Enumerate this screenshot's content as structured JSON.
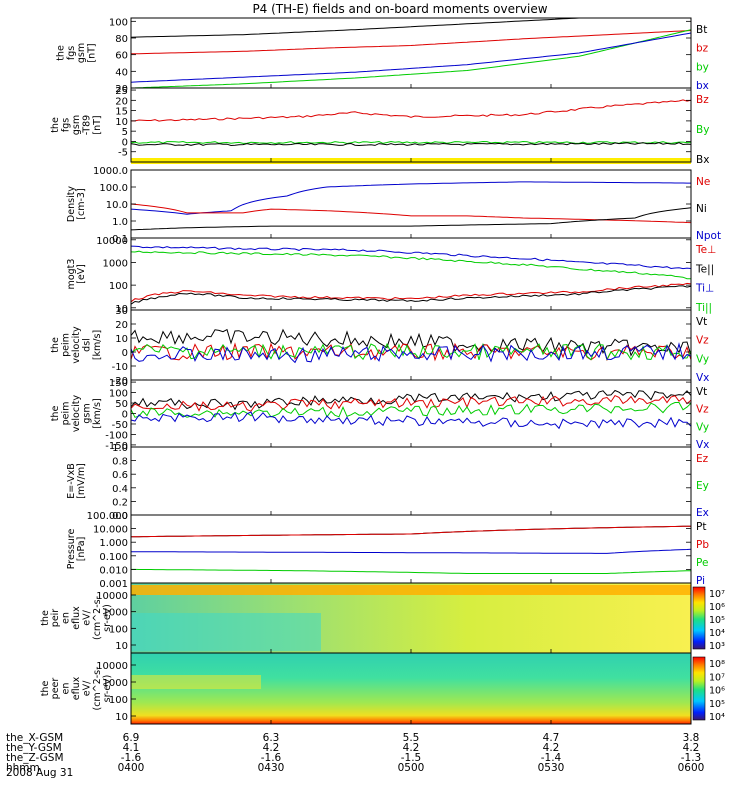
{
  "chart_data": {
    "type": "line",
    "title": "P4 (TH-E) fields and on-board moments overview",
    "x_ticks": [
      "0400",
      "0430",
      "0500",
      "0530",
      "0600"
    ],
    "panels": [
      {
        "id": "fgs-gsm",
        "ylabel": [
          "the",
          "fgs",
          "gsm",
          "[nT]"
        ],
        "yticks": [
          "100",
          "80",
          "60",
          "40",
          "20"
        ],
        "tick_values": [
          100,
          80,
          60,
          40,
          20
        ],
        "ylim": [
          20,
          104
        ],
        "scale": "linear",
        "legend": [
          {
            "name": "Bt",
            "color": "#000000"
          },
          {
            "name": "bz",
            "color": "#dd0000"
          },
          {
            "name": "by",
            "color": "#00cc00"
          },
          {
            "name": "bx",
            "color": "#0000cc"
          }
        ],
        "series": [
          {
            "name": "Bt",
            "color": "#000000",
            "x": [
              0,
              0.2,
              0.4,
              0.6,
              0.8,
              1.0
            ],
            "y": [
              81,
              84,
              90,
              97,
              104,
              110
            ]
          },
          {
            "name": "bz",
            "color": "#dd0000",
            "x": [
              0,
              0.2,
              0.35,
              0.5,
              0.7,
              1.0
            ],
            "y": [
              61,
              64,
              68,
              71,
              79,
              89
            ]
          },
          {
            "name": "by",
            "color": "#00cc00",
            "x": [
              0,
              0.2,
              0.4,
              0.6,
              0.8,
              1.0
            ],
            "y": [
              20,
              25,
              32,
              41,
              58,
              90
            ]
          },
          {
            "name": "bx",
            "color": "#0000cc",
            "x": [
              0,
              0.2,
              0.4,
              0.6,
              0.8,
              1.0
            ],
            "y": [
              27,
              33,
              39,
              48,
              62,
              86
            ]
          }
        ]
      },
      {
        "id": "fgs-gsm-t89",
        "ylabel": [
          "the",
          "fgs",
          "gsm",
          "-T89",
          "[nT]"
        ],
        "yticks": [
          "25",
          "20",
          "15",
          "10",
          "5",
          "0",
          "-5"
        ],
        "tick_values": [
          25,
          20,
          15,
          10,
          5,
          0,
          -5
        ],
        "ylim": [
          -10,
          26
        ],
        "scale": "linear",
        "legend": [
          {
            "name": "Bz",
            "color": "#dd0000"
          },
          {
            "name": "By",
            "color": "#00cc00"
          },
          {
            "name": "Bx",
            "color": "#000000"
          }
        ],
        "series": [
          {
            "name": "Bz",
            "color": "#dd0000",
            "x": [
              0,
              0.1,
              0.3,
              0.4,
              0.5,
              0.7,
              0.85,
              1.0
            ],
            "y": [
              10,
              10.5,
              12,
              14,
              12,
              13,
              17,
              20
            ]
          },
          {
            "name": "By",
            "color": "#00cc00",
            "x": [
              0,
              1
            ],
            "y": [
              -0.5,
              -0.5
            ]
          },
          {
            "name": "Bx",
            "color": "#000000",
            "x": [
              0,
              0.5,
              1
            ],
            "y": [
              -1.5,
              -1.5,
              -1
            ]
          }
        ]
      },
      {
        "id": "density",
        "ylabel": [
          "Density",
          "[cm-3]"
        ],
        "yticks": [
          "1000.0",
          "100.0",
          "10.0",
          "1.0",
          "0.1"
        ],
        "tick_values": [
          1000,
          100,
          10,
          1,
          0.1
        ],
        "ylim": [
          0.1,
          1000
        ],
        "scale": "log",
        "legend": [
          {
            "name": "Ne",
            "color": "#dd0000"
          },
          {
            "name": "Ni",
            "color": "#000000"
          },
          {
            "name": "Npot",
            "color": "#0000cc"
          }
        ],
        "series": [
          {
            "name": "Npot",
            "color": "#0000cc",
            "x": [
              0,
              0.1,
              0.18,
              0.28,
              0.35,
              0.5,
              0.7,
              1.0
            ],
            "y": [
              5,
              2.5,
              4,
              30,
              100,
              150,
              200,
              170
            ]
          },
          {
            "name": "Ne",
            "color": "#dd0000",
            "x": [
              0,
              0.1,
              0.2,
              0.25,
              0.35,
              0.5,
              0.6,
              0.7,
              1.0
            ],
            "y": [
              10,
              3,
              3,
              5,
              4,
              2,
              2,
              1.5,
              0.8
            ]
          },
          {
            "name": "Ni",
            "color": "#000000",
            "x": [
              0,
              0.1,
              0.25,
              0.5,
              0.75,
              0.9,
              1.0
            ],
            "y": [
              0.3,
              0.4,
              0.5,
              0.5,
              0.7,
              1.5,
              6
            ]
          }
        ]
      },
      {
        "id": "temperature",
        "ylabel": [
          "mogt3",
          "[eV]"
        ],
        "yticks": [
          "10000",
          "1000",
          "100",
          "10"
        ],
        "tick_values": [
          10000,
          1000,
          100,
          10
        ],
        "ylim": [
          8,
          12000
        ],
        "scale": "log",
        "legend": [
          {
            "name": "Te⊥",
            "color": "#dd0000"
          },
          {
            "name": "Te||",
            "color": "#000000"
          },
          {
            "name": "Ti⊥",
            "color": "#0000cc"
          },
          {
            "name": "Ti||",
            "color": "#00cc00"
          }
        ],
        "series": [
          {
            "name": "Ti⊥",
            "color": "#0000cc",
            "x": [
              0,
              0.2,
              0.4,
              0.6,
              0.8,
              1.0
            ],
            "y": [
              5000,
              4000,
              3500,
              2000,
              1000,
              500
            ]
          },
          {
            "name": "Ti||",
            "color": "#00cc00",
            "x": [
              0,
              0.2,
              0.4,
              0.6,
              0.8,
              1.0
            ],
            "y": [
              3000,
              2500,
              2000,
              1100,
              500,
              200
            ]
          },
          {
            "name": "Te⊥",
            "color": "#dd0000",
            "x": [
              0,
              0.05,
              0.1,
              0.2,
              0.3,
              0.5,
              0.65,
              0.8,
              1.0
            ],
            "y": [
              20,
              40,
              55,
              35,
              30,
              25,
              40,
              50,
              110
            ]
          },
          {
            "name": "Te||",
            "color": "#000000",
            "x": [
              0,
              0.05,
              0.1,
              0.2,
              0.3,
              0.5,
              0.65,
              0.8,
              1.0
            ],
            "y": [
              15,
              30,
              45,
              27,
              25,
              20,
              30,
              40,
              90
            ]
          }
        ]
      },
      {
        "id": "peim-velocity-dsl",
        "ylabel": [
          "the",
          "peim",
          "velocity",
          "dsl",
          "[km/s]"
        ],
        "yticks": [
          "30",
          "20",
          "10",
          "0",
          "-10",
          "-20"
        ],
        "tick_values": [
          30,
          20,
          10,
          0,
          -10,
          -20
        ],
        "ylim": [
          -20,
          30
        ],
        "scale": "linear",
        "legend": [
          {
            "name": "Vt",
            "color": "#000000"
          },
          {
            "name": "Vz",
            "color": "#dd0000"
          },
          {
            "name": "Vy",
            "color": "#00cc00"
          },
          {
            "name": "Vx",
            "color": "#0000cc"
          }
        ],
        "series": [
          {
            "name": "Vt",
            "color": "#000000",
            "x": [
              0,
              0.3,
              0.6,
              1.0
            ],
            "y": [
              12,
              10,
              6,
              2
            ]
          },
          {
            "name": "Vz",
            "color": "#dd0000",
            "x": [
              0,
              0.3,
              0.6,
              1.0
            ],
            "y": [
              0,
              0,
              0,
              0
            ]
          },
          {
            "name": "Vy",
            "color": "#00cc00",
            "x": [
              0,
              0.3,
              0.6,
              1.0
            ],
            "y": [
              1,
              0.5,
              0,
              0
            ]
          },
          {
            "name": "Vx",
            "color": "#0000cc",
            "x": [
              0,
              0.3,
              0.6,
              1.0
            ],
            "y": [
              -2,
              -2,
              -1,
              0
            ]
          }
        ]
      },
      {
        "id": "peim-velocity-gsm",
        "ylabel": [
          "the",
          "peim",
          "velocity",
          "gsm",
          "[km/s]"
        ],
        "yticks": [
          "150",
          "100",
          "50",
          "0",
          "-50",
          "-100",
          "-150"
        ],
        "tick_values": [
          150,
          100,
          50,
          0,
          -50,
          -100,
          -150
        ],
        "ylim": [
          -160,
          160
        ],
        "scale": "linear",
        "legend": [
          {
            "name": "Vt",
            "color": "#000000"
          },
          {
            "name": "Vz",
            "color": "#dd0000"
          },
          {
            "name": "Vy",
            "color": "#00cc00"
          },
          {
            "name": "Vx",
            "color": "#0000cc"
          }
        ],
        "series": [
          {
            "name": "Vt",
            "color": "#000000",
            "x": [
              0,
              0.2,
              0.3,
              0.5,
              0.8,
              1.0
            ],
            "y": [
              55,
              40,
              60,
              70,
              85,
              90
            ]
          },
          {
            "name": "Vz",
            "color": "#dd0000",
            "x": [
              0,
              0.2,
              0.3,
              0.5,
              0.8,
              1.0
            ],
            "y": [
              40,
              30,
              45,
              50,
              60,
              65
            ]
          },
          {
            "name": "Vy",
            "color": "#00cc00",
            "x": [
              0,
              0.3,
              0.6,
              1.0
            ],
            "y": [
              5,
              5,
              15,
              30
            ]
          },
          {
            "name": "Vx",
            "color": "#0000cc",
            "x": [
              0,
              0.2,
              0.4,
              0.6,
              0.8,
              1.0
            ],
            "y": [
              -20,
              -15,
              -30,
              -40,
              -50,
              -40
            ]
          }
        ]
      },
      {
        "id": "e-field",
        "ylabel": [
          "E=-VxB",
          "[mV/m]"
        ],
        "yticks": [
          "1.0",
          "0.8",
          "0.6",
          "0.4",
          "0.2",
          "0.0"
        ],
        "tick_values": [
          1.0,
          0.8,
          0.6,
          0.4,
          0.2,
          0.0
        ],
        "ylim": [
          0,
          1
        ],
        "scale": "linear",
        "legend": [
          {
            "name": "Ez",
            "color": "#dd0000"
          },
          {
            "name": "Ey",
            "color": "#00cc00"
          },
          {
            "name": "Ex",
            "color": "#0000cc"
          }
        ],
        "series": []
      },
      {
        "id": "pressure",
        "ylabel": [
          "Pressure",
          "[nPa]"
        ],
        "yticks": [
          "100.000",
          "10.000",
          "1.000",
          "0.100",
          "0.010",
          "0.001"
        ],
        "tick_values": [
          100,
          10,
          1,
          0.1,
          0.01,
          0.001
        ],
        "ylim": [
          0.001,
          100
        ],
        "scale": "log",
        "legend": [
          {
            "name": "Pt",
            "color": "#000000"
          },
          {
            "name": "Pb",
            "color": "#dd0000"
          },
          {
            "name": "Pe",
            "color": "#00cc00"
          },
          {
            "name": "Pi",
            "color": "#0000cc"
          }
        ],
        "series": [
          {
            "name": "Pt",
            "color": "#000000",
            "x": [
              0,
              0.5,
              1.0
            ],
            "y": [
              2.5,
              4,
              15
            ]
          },
          {
            "name": "Pb",
            "color": "#dd0000",
            "x": [
              0,
              0.5,
              1.0
            ],
            "y": [
              2.5,
              4,
              15
            ]
          },
          {
            "name": "Pi",
            "color": "#0000cc",
            "x": [
              0,
              0.5,
              0.85,
              1.0
            ],
            "y": [
              0.2,
              0.17,
              0.15,
              0.3
            ]
          },
          {
            "name": "Pe",
            "color": "#00cc00",
            "x": [
              0,
              0.3,
              0.6,
              0.85,
              1.0
            ],
            "y": [
              0.01,
              0.008,
              0.005,
              0.005,
              0.008
            ]
          }
        ]
      },
      {
        "id": "peir-eflux",
        "type": "heatmap",
        "ylabel": [
          "the",
          "peir",
          "en",
          "eflux",
          "eV/",
          "(cm^2-s-",
          "sr-eV)"
        ],
        "yticks": [
          "10000",
          "1000",
          "100",
          "10"
        ],
        "colorbar_ticks": [
          "10⁷",
          "10⁶",
          "10⁵",
          "10⁴",
          "10³"
        ]
      },
      {
        "id": "peer-eflux",
        "type": "heatmap",
        "ylabel": [
          "the",
          "peer",
          "en",
          "eflux",
          "eV/",
          "(cm^2-s-",
          "sr-eV)"
        ],
        "yticks": [
          "10000",
          "1000",
          "100",
          "10"
        ],
        "colorbar_ticks": [
          "10⁸",
          "10⁷",
          "10⁶",
          "10⁵",
          "10⁴"
        ]
      }
    ],
    "ephemeris": [
      {
        "label": "the_X-GSM",
        "values": [
          "6.9",
          "6.3",
          "5.5",
          "4.7",
          "3.8"
        ]
      },
      {
        "label": "the_Y-GSM",
        "values": [
          "4.1",
          "4.2",
          "4.2",
          "4.2",
          "4.2"
        ]
      },
      {
        "label": "the_Z-GSM",
        "values": [
          "-1.6",
          "-1.6",
          "-1.5",
          "-1.4",
          "-1.3"
        ]
      },
      {
        "label": "hhmm",
        "values": [
          "0400",
          "0430",
          "0500",
          "0530",
          "0600"
        ]
      }
    ],
    "date": "2008 Aug 31"
  }
}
....
Report the number of lines containing the string "eflux" and add nothing to it.

#### FINAL RESULT
4